## What is asked
Write out the entries verbatim and leave the images out of the copy.

[start Stored records]

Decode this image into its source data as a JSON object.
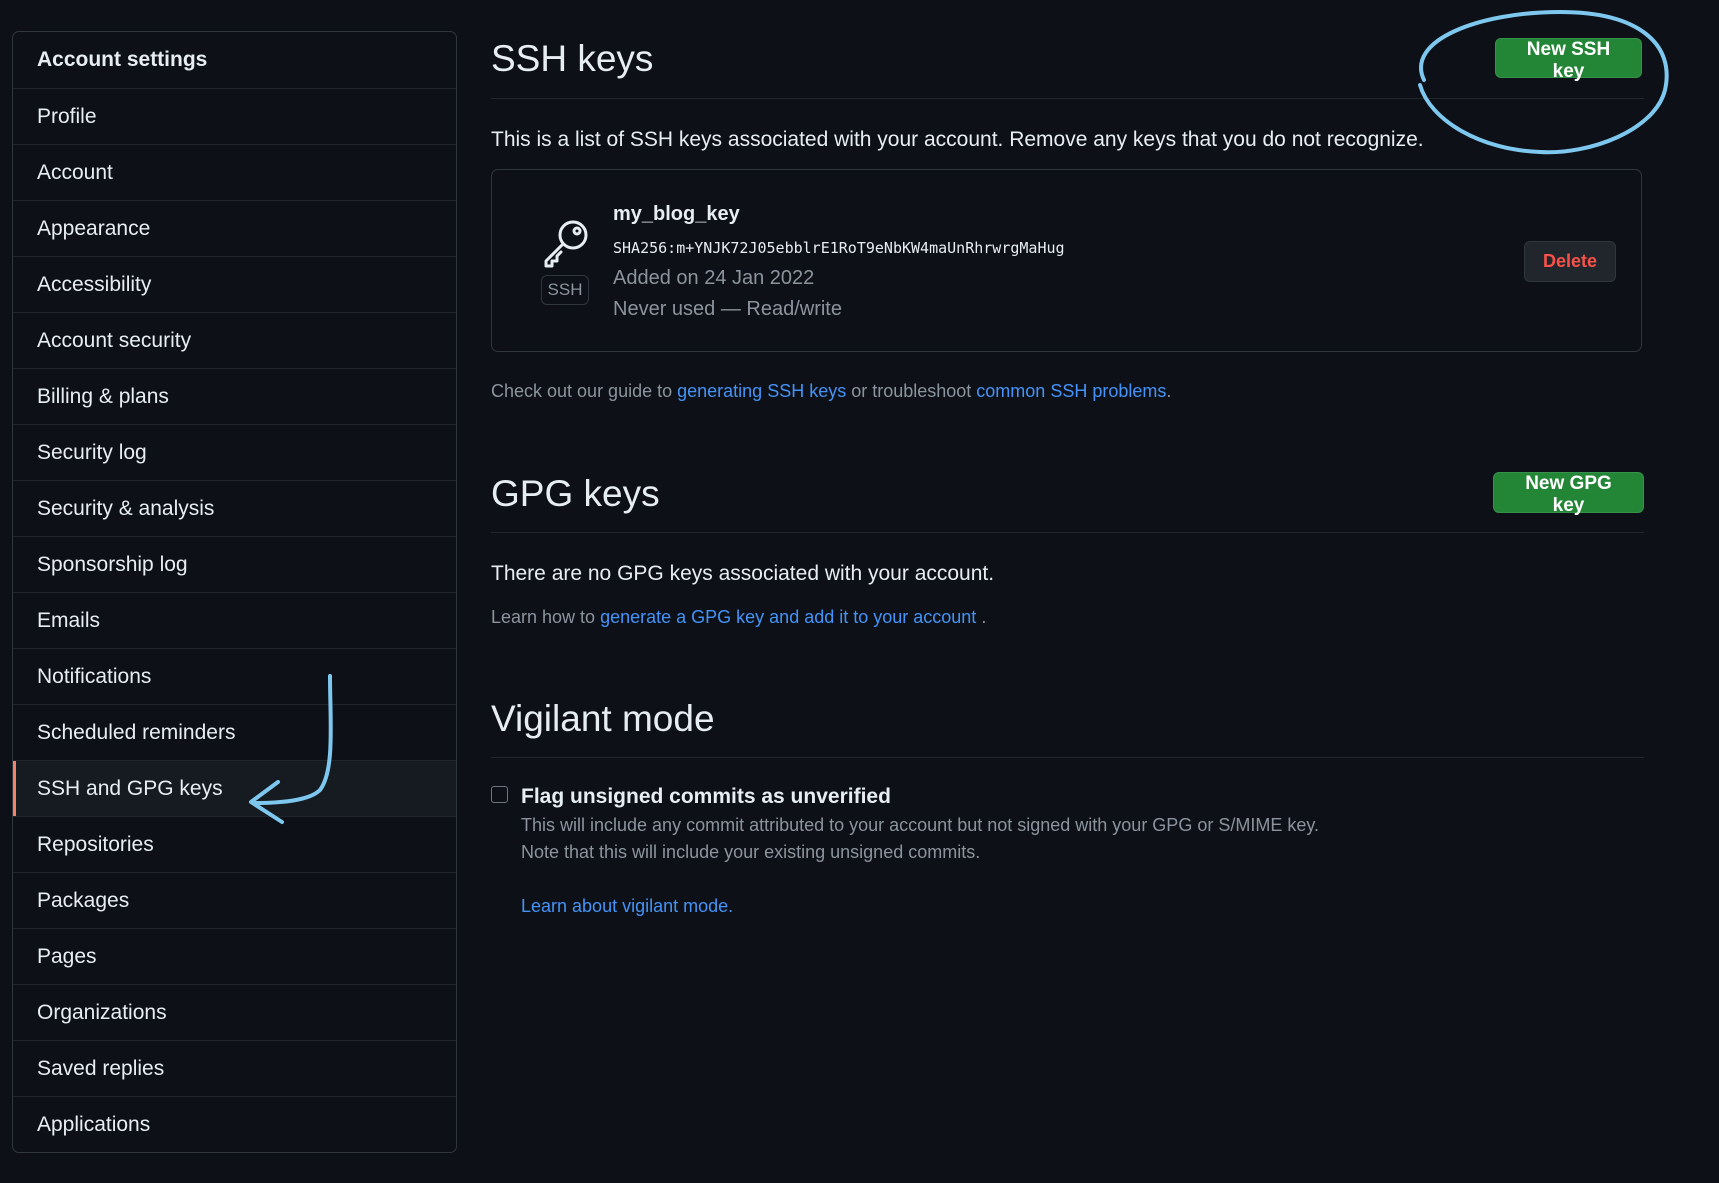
{
  "sidebar": {
    "header": "Account settings",
    "items": [
      {
        "label": "Profile"
      },
      {
        "label": "Account"
      },
      {
        "label": "Appearance"
      },
      {
        "label": "Accessibility"
      },
      {
        "label": "Account security"
      },
      {
        "label": "Billing & plans"
      },
      {
        "label": "Security log"
      },
      {
        "label": "Security & analysis"
      },
      {
        "label": "Sponsorship log"
      },
      {
        "label": "Emails"
      },
      {
        "label": "Notifications"
      },
      {
        "label": "Scheduled reminders"
      },
      {
        "label": "SSH and GPG keys",
        "active": true
      },
      {
        "label": "Repositories"
      },
      {
        "label": "Packages"
      },
      {
        "label": "Pages"
      },
      {
        "label": "Organizations"
      },
      {
        "label": "Saved replies"
      },
      {
        "label": "Applications"
      }
    ]
  },
  "ssh": {
    "title": "SSH keys",
    "new_button": "New SSH key",
    "description": "This is a list of SSH keys associated with your account. Remove any keys that you do not recognize.",
    "key": {
      "badge": "SSH",
      "name": "my_blog_key",
      "fingerprint": "SHA256:m+YNJK72J05ebblrE1RoT9eNbKW4maUnRhrwrgMaHug",
      "added": "Added on 24 Jan 2022",
      "usage": "Never used — Read/write",
      "delete_button": "Delete"
    },
    "guide_prefix": "Check out our guide to ",
    "guide_link1": "generating SSH keys",
    "guide_middle": " or troubleshoot ",
    "guide_link2": "common SSH problems",
    "guide_suffix": "."
  },
  "gpg": {
    "title": "GPG keys",
    "new_button": "New GPG key",
    "empty_text": "There are no GPG keys associated with your account.",
    "learn_prefix": "Learn how to ",
    "learn_link": "generate a GPG key and add it to your account",
    "learn_suffix": " ."
  },
  "vigilant": {
    "title": "Vigilant mode",
    "checkbox_label": "Flag unsigned commits as unverified",
    "checked": false,
    "desc_line1": "This will include any commit attributed to your account but not signed with your GPG or S/MIME key.",
    "desc_line2": "Note that this will include your existing unsigned commits.",
    "learn_link": "Learn about vigilant mode."
  },
  "colors": {
    "background": "#0d1117",
    "accent_green": "#238636",
    "link": "#4493f8",
    "danger": "#f85149",
    "active_marker": "#f78166",
    "annotation": "#7ec8f0"
  }
}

[end Stored records]

## Result for this exercise
Decode this image into its source data as a JSON object.
{
  "sidebar": {
    "header": "Account settings",
    "items": [
      {
        "label": "Profile"
      },
      {
        "label": "Account"
      },
      {
        "label": "Appearance"
      },
      {
        "label": "Accessibility"
      },
      {
        "label": "Account security"
      },
      {
        "label": "Billing & plans"
      },
      {
        "label": "Security log"
      },
      {
        "label": "Security & analysis"
      },
      {
        "label": "Sponsorship log"
      },
      {
        "label": "Emails"
      },
      {
        "label": "Notifications"
      },
      {
        "label": "Scheduled reminders"
      },
      {
        "label": "SSH and GPG keys",
        "active": true
      },
      {
        "label": "Repositories"
      },
      {
        "label": "Packages"
      },
      {
        "label": "Pages"
      },
      {
        "label": "Organizations"
      },
      {
        "label": "Saved replies"
      },
      {
        "label": "Applications"
      }
    ]
  },
  "ssh": {
    "title": "SSH keys",
    "new_button": "New SSH key",
    "description": "This is a list of SSH keys associated with your account. Remove any keys that you do not recognize.",
    "key": {
      "badge": "SSH",
      "name": "my_blog_key",
      "fingerprint": "SHA256:m+YNJK72J05ebblrE1RoT9eNbKW4maUnRhrwrgMaHug",
      "added": "Added on 24 Jan 2022",
      "usage": "Never used — Read/write",
      "delete_button": "Delete"
    },
    "guide_prefix": "Check out our guide to ",
    "guide_link1": "generating SSH keys",
    "guide_middle": " or troubleshoot ",
    "guide_link2": "common SSH problems",
    "guide_suffix": "."
  },
  "gpg": {
    "title": "GPG keys",
    "new_button": "New GPG key",
    "empty_text": "There are no GPG keys associated with your account.",
    "learn_prefix": "Learn how to ",
    "learn_link": "generate a GPG key and add it to your account",
    "learn_suffix": " ."
  },
  "vigilant": {
    "title": "Vigilant mode",
    "checkbox_label": "Flag unsigned commits as unverified",
    "checked": false,
    "desc_line1": "This will include any commit attributed to your account but not signed with your GPG or S/MIME key.",
    "desc_line2": "Note that this will include your existing unsigned commits.",
    "learn_link": "Learn about vigilant mode."
  },
  "colors": {
    "background": "#0d1117",
    "accent_green": "#238636",
    "link": "#4493f8",
    "danger": "#f85149",
    "active_marker": "#f78166",
    "annotation": "#7ec8f0"
  }
}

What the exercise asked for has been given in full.